**Requirement**
Copy out all the entries word for word.

**Input material**
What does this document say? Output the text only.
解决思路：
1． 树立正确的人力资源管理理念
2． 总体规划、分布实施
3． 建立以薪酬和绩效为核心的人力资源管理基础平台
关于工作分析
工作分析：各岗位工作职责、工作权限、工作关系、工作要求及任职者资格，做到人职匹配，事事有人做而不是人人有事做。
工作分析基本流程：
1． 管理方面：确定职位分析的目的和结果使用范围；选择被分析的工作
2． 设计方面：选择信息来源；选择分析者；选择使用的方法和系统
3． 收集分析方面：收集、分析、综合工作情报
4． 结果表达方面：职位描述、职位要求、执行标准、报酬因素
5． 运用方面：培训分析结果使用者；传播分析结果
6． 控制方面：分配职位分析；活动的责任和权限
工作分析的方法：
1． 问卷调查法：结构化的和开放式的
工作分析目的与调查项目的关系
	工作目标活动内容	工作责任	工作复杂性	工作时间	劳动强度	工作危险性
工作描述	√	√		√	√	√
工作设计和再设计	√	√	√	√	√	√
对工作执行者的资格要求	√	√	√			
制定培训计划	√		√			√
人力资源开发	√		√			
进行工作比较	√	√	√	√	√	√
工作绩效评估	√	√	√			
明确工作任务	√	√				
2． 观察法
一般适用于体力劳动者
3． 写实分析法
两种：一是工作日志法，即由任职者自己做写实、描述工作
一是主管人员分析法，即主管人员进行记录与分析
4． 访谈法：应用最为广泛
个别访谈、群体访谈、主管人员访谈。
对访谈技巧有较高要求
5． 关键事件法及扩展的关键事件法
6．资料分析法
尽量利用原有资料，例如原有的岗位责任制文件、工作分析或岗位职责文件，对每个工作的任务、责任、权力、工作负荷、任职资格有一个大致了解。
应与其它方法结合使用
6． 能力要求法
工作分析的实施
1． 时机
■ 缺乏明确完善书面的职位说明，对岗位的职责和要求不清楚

**The result**
What does this document say? Output the text only.
解决思路：
1． 树立正确的人力资源管理理念
2． 总体规划、分布实施
3． 建立以薪酬和绩效为核心的人力资源管理基础平台
关于工作分析
工作分析：各岗位工作职责、工作权限、工作关系、工作要求及任职者资格，做到人职匹配，事事有人做而不是人人有事做。
工作分析基本流程：
1． 管理方面：确定职位分析的目的和结果使用范围；选择被分析的工作
2． 设计方面：选择信息来源；选择分析者；选择使用的方法和系统
3． 收集分析方面：收集、分析、综合工作情报
4． 结果表达方面：职位描述、职位要求、执行标准、报酬因素
5． 运用方面：培训分析结果使用者；传播分析结果
6． 控制方面：分配职位分析；活动的责任和权限
工作分析的方法：
1． 问卷调查法：结构化的和开放式的
工作分析目的与调查项目的关系
	工作目标活动内容	工作责任	工作复杂性	工作时间	劳动强度	工作危险性
工作描述	√	√		√	√	√
工作设计和再设计	√	√	√	√	√	√
对工作执行者的资格要求	√	√	√			
制定培训计划	√		√			√
人力资源开发	√		√			
进行工作比较	√	√	√	√	√	√
工作绩效评估	√	√	√			
明确工作任务	√	√				
2． 观察法
一般适用于体力劳动者
3． 写实分析法
两种：一是工作日志法，即由任职者自己做写实、描述工作
一是主管人员分析法，即主管人员进行记录与分析
4． 访谈法：应用最为广泛
个别访谈、群体访谈、主管人员访谈。
对访谈技巧有较高要求
5． 关键事件法及扩展的关键事件法
6．资料分析法
尽量利用原有资料，例如原有的岗位责任制文件、工作分析或岗位职责文件，对每个工作的任务、责任、权力、工作负荷、任职资格有一个大致了解。
应与其它方法结合使用
6． 能力要求法
工作分析的实施
1． 时机
■ 缺乏明确完善书面的职位说明，对岗位的职责和要求不清楚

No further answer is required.